Exercise task: Extract each line holding the word "JSON" from the entries.

(Data excerpts)
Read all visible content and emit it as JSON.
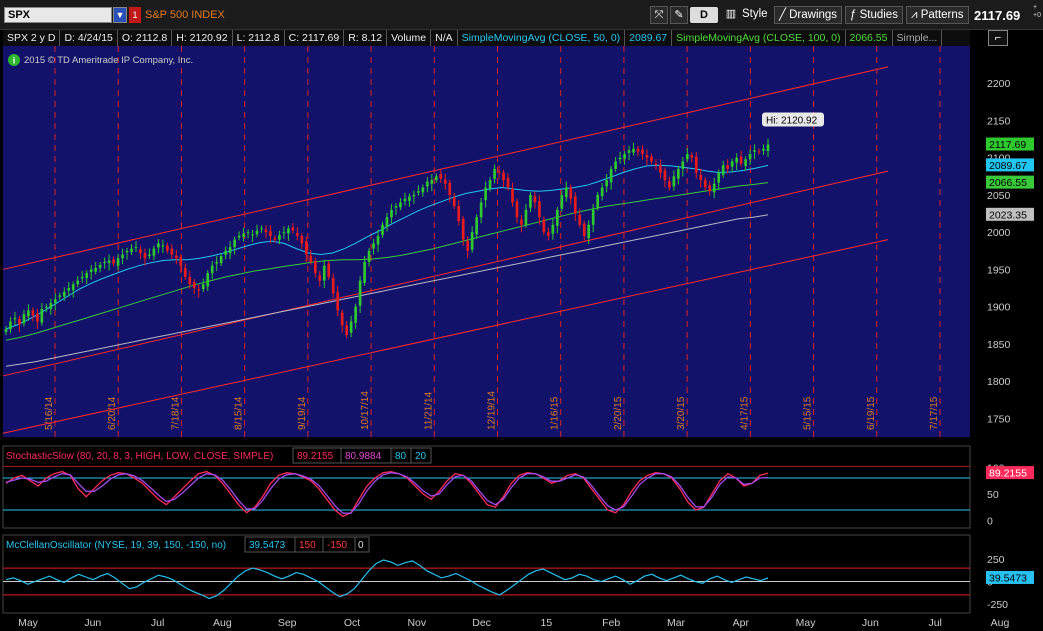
{
  "toolbar": {
    "symbol": "SPX",
    "symbol_name": "S&P 500 INDEX",
    "flag": "1",
    "d_label": "D",
    "style_label": "Style",
    "drawings_label": "Drawings",
    "studies_label": "Studies",
    "patterns_label": "Patterns",
    "last_price": "2117.69",
    "change_top": "+",
    "change_bottom": "+0"
  },
  "infobar": {
    "symbol_period": "SPX 2 y D",
    "date": "D: 4/24/15",
    "open": "O: 2112.8",
    "high": "H: 2120.92",
    "low": "L: 2112.8",
    "close": "C: 2117.69",
    "range": "R: 8.12",
    "volume_label": "Volume",
    "volume_value": "N/A",
    "sma50_label": "SimpleMovingAvg (CLOSE, 50, 0)",
    "sma50_value": "2089.67",
    "sma100_label": "SimpleMovingAvg (CLOSE, 100, 0)",
    "sma100_value": "2066.55",
    "more_label": "Simple..."
  },
  "copyright": "2015 © TD Ameritrade IP Company, Inc.",
  "colors": {
    "chart_bg": "#12126a",
    "up": "#2ec92e",
    "down": "#e81c1c",
    "sma50": "#1fc7f0",
    "sma100": "#3ac93a",
    "sma200": "#b8b8c8",
    "channel": "#ff2a2a",
    "stoch_k": "#ff2a5a",
    "stoch_d": "#a04af0",
    "mcclellan": "#27c0f0"
  },
  "chart_data": [
    {
      "type": "candlestick",
      "ylim": [
        1725,
        2250
      ],
      "y_ticks": [
        1750,
        1800,
        1850,
        1900,
        1950,
        2000,
        2050,
        2100,
        2150,
        2200
      ],
      "month_labels": [
        "May",
        "Jun",
        "Jul",
        "Aug",
        "Sep",
        "Oct",
        "Nov",
        "Dec",
        "15",
        "Feb",
        "Mar",
        "Apr",
        "May",
        "Jun",
        "Jul",
        "Aug"
      ],
      "vertical_date_labels": [
        "5/16/14",
        "6/20/14",
        "7/18/14",
        "8/15/14",
        "9/19/14",
        "10/17/14",
        "11/21/14",
        "12/19/14",
        "1/16/15",
        "2/20/15",
        "3/20/15",
        "4/17/15",
        "5/15/15",
        "6/19/15",
        "7/17/15"
      ],
      "high_annotation": "Hi: 2120.92",
      "price_tags": [
        {
          "label": "2117.69",
          "value": 2117.69,
          "color": "#2ec92e"
        },
        {
          "label": "2089.67",
          "value": 2089.67,
          "color": "#1fc7f0"
        },
        {
          "label": "2066.55",
          "value": 2066.55,
          "color": "#3ac93a"
        },
        {
          "label": "2023.35",
          "value": 2023.35,
          "color": "#c0c0c0"
        }
      ],
      "close_series": [
        1870,
        1880,
        1885,
        1876,
        1890,
        1895,
        1888,
        1880,
        1897,
        1900,
        1905,
        1910,
        1915,
        1920,
        1925,
        1930,
        1935,
        1940,
        1945,
        1950,
        1952,
        1956,
        1960,
        1962,
        1958,
        1965,
        1970,
        1975,
        1978,
        1980,
        1972,
        1965,
        1970,
        1978,
        1985,
        1982,
        1975,
        1970,
        1965,
        1955,
        1940,
        1930,
        1925,
        1922,
        1930,
        1945,
        1955,
        1960,
        1968,
        1975,
        1980,
        1990,
        1995,
        1998,
        2000,
        1997,
        2002,
        2005,
        2000,
        1995,
        1990,
        1996,
        2000,
        2005,
        2002,
        1995,
        1985,
        1970,
        1960,
        1945,
        1935,
        1955,
        1940,
        1918,
        1895,
        1875,
        1862,
        1880,
        1900,
        1935,
        1960,
        1975,
        1985,
        1995,
        2010,
        2020,
        2030,
        2035,
        2040,
        2045,
        2048,
        2050,
        2055,
        2060,
        2068,
        2070,
        2075,
        2072,
        2065,
        2050,
        2035,
        2015,
        1990,
        1975,
        2000,
        2020,
        2040,
        2060,
        2070,
        2085,
        2080,
        2070,
        2060,
        2040,
        2020,
        2010,
        2030,
        2050,
        2040,
        2020,
        2000,
        1995,
        2010,
        2030,
        2050,
        2060,
        2045,
        2025,
        2010,
        1995,
        2010,
        2030,
        2050,
        2060,
        2070,
        2085,
        2095,
        2100,
        2105,
        2110,
        2112,
        2108,
        2105,
        2100,
        2095,
        2090,
        2080,
        2070,
        2060,
        2075,
        2085,
        2095,
        2105,
        2100,
        2080,
        2070,
        2060,
        2055,
        2065,
        2080,
        2090,
        2085,
        2095,
        2100,
        2092,
        2098,
        2105,
        2110,
        2108,
        2112,
        2117.69
      ],
      "sma50_series": [
        1870,
        1876,
        1884,
        1893,
        1903,
        1913,
        1923,
        1931,
        1938,
        1944,
        1950,
        1955,
        1959,
        1962,
        1963,
        1963,
        1965,
        1968,
        1972,
        1977,
        1982,
        1986,
        1988,
        1985,
        1978,
        1972,
        1970,
        1972,
        1978,
        1986,
        1995,
        2003,
        2012,
        2020,
        2028,
        2035,
        2041,
        2047,
        2052,
        2055,
        2058,
        2060,
        2058,
        2056,
        2055,
        2056,
        2058,
        2060,
        2063,
        2068,
        2074,
        2080,
        2085,
        2089,
        2090,
        2089,
        2087,
        2085,
        2082,
        2080,
        2081,
        2083,
        2086,
        2089.67
      ],
      "sma100_series": [
        1855,
        1859,
        1864,
        1870,
        1876,
        1882,
        1888,
        1894,
        1900,
        1906,
        1912,
        1918,
        1924,
        1930,
        1935,
        1940,
        1944,
        1948,
        1951,
        1954,
        1957,
        1960,
        1962,
        1963,
        1963,
        1964,
        1966,
        1969,
        1973,
        1977,
        1982,
        1987,
        1992,
        1997,
        2002,
        2007,
        2012,
        2017,
        2022,
        2027,
        2031,
        2035,
        2038,
        2041,
        2044,
        2047,
        2050,
        2053,
        2056,
        2059,
        2062,
        2064,
        2066.55
      ],
      "sma200_series": [
        1820,
        1823,
        1826,
        1830,
        1834,
        1838,
        1842,
        1846,
        1850,
        1854,
        1858,
        1862,
        1866,
        1870,
        1874,
        1878,
        1882,
        1886,
        1890,
        1894,
        1898,
        1902,
        1906,
        1910,
        1914,
        1918,
        1922,
        1926,
        1930,
        1934,
        1938,
        1942,
        1946,
        1950,
        1954,
        1958,
        1962,
        1966,
        1970,
        1974,
        1978,
        1982,
        1986,
        1990,
        1994,
        1998,
        2002,
        2006,
        2010,
        2014,
        2018,
        2020,
        2023.35
      ]
    },
    {
      "type": "line",
      "title": "StochasticSlow (80, 20, 8, 3, HIGH, LOW, CLOSE, SIMPLE)",
      "k_value": "89.2155",
      "d_value": "80.9884",
      "overbought": "80",
      "oversold": "20",
      "ylim": [
        -10,
        110
      ],
      "y_ticks": [
        0,
        50,
        100
      ],
      "last_tag": "89.2155",
      "series": [
        {
          "name": "FullK",
          "values": [
            70,
            80,
            85,
            75,
            65,
            80,
            88,
            92,
            85,
            60,
            45,
            60,
            75,
            85,
            90,
            88,
            80,
            70,
            55,
            40,
            30,
            45,
            60,
            75,
            88,
            92,
            85,
            70,
            50,
            30,
            15,
            25,
            45,
            70,
            85,
            90,
            88,
            82,
            75,
            60,
            40,
            20,
            8,
            15,
            40,
            65,
            80,
            90,
            92,
            88,
            80,
            65,
            50,
            40,
            55,
            75,
            88,
            85,
            70,
            50,
            30,
            25,
            45,
            70,
            85,
            90,
            88,
            80,
            70,
            75,
            85,
            88,
            80,
            60,
            40,
            20,
            15,
            30,
            55,
            75,
            85,
            90,
            88,
            80,
            60,
            35,
            20,
            25,
            50,
            75,
            88,
            80,
            65,
            70,
            85,
            89.2155
          ]
        },
        {
          "name": "FullD",
          "values": [
            72,
            76,
            80,
            78,
            72,
            74,
            82,
            88,
            86,
            70,
            55,
            55,
            65,
            78,
            86,
            88,
            84,
            75,
            62,
            48,
            36,
            40,
            52,
            66,
            80,
            88,
            86,
            76,
            58,
            38,
            22,
            22,
            38,
            60,
            78,
            86,
            88,
            84,
            78,
            66,
            48,
            28,
            14,
            14,
            32,
            56,
            74,
            86,
            90,
            88,
            82,
            70,
            56,
            46,
            50,
            68,
            82,
            85,
            75,
            56,
            38,
            30,
            40,
            62,
            80,
            88,
            88,
            82,
            74,
            74,
            80,
            86,
            82,
            66,
            46,
            28,
            20,
            26,
            46,
            68,
            80,
            88,
            88,
            82,
            66,
            44,
            26,
            26,
            44,
            68,
            82,
            80,
            68,
            70,
            80,
            80.9884
          ]
        }
      ]
    },
    {
      "type": "line",
      "title": "McClellanOscillator (NYSE, 19, 39, 150, -150, no)",
      "value": "39.5473",
      "upper": "150",
      "lower": "-150",
      "zero": "0",
      "ylim": [
        -330,
        330
      ],
      "y_ticks": [
        250,
        0,
        -250
      ],
      "last_tag": "39.5473",
      "series": [
        {
          "name": "McClellanOscillator",
          "values": [
            20,
            40,
            10,
            -30,
            0,
            30,
            60,
            20,
            -10,
            40,
            80,
            50,
            20,
            60,
            90,
            40,
            -20,
            -80,
            -60,
            -10,
            30,
            70,
            50,
            20,
            -30,
            -80,
            -120,
            -150,
            -190,
            -160,
            -100,
            -20,
            60,
            120,
            150,
            130,
            100,
            60,
            30,
            60,
            100,
            80,
            40,
            0,
            -60,
            -120,
            -170,
            -140,
            -80,
            20,
            120,
            200,
            240,
            220,
            180,
            210,
            230,
            180,
            120,
            80,
            40,
            60,
            90,
            50,
            10,
            -40,
            -80,
            -120,
            -150,
            -100,
            -40,
            20,
            80,
            120,
            140,
            100,
            60,
            20,
            40,
            80,
            60,
            20,
            0,
            30,
            60,
            20,
            -30,
            10,
            60,
            80,
            40,
            10,
            40,
            70,
            30,
            0,
            -20,
            30,
            60,
            20,
            -10,
            20,
            50,
            30,
            10,
            39.5473
          ]
        }
      ]
    }
  ]
}
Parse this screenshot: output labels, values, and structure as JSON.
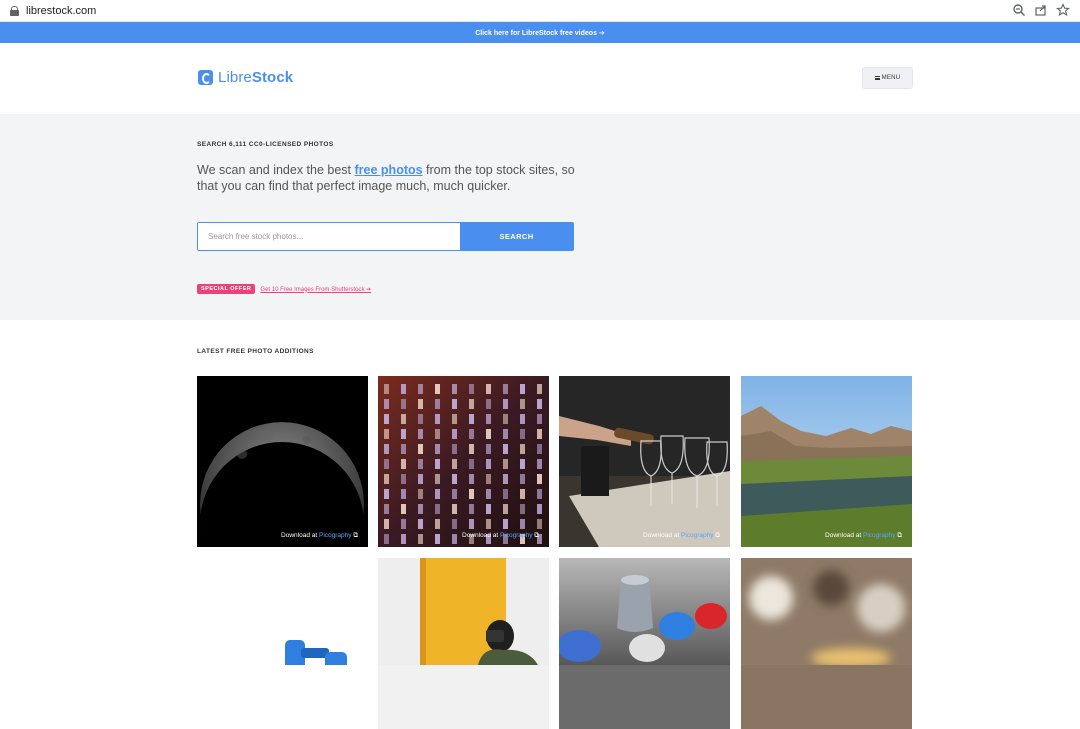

Problem solution:
Read all visible content and emit it as JSON.
Parse this screenshot: output labels, values, and structure as JSON.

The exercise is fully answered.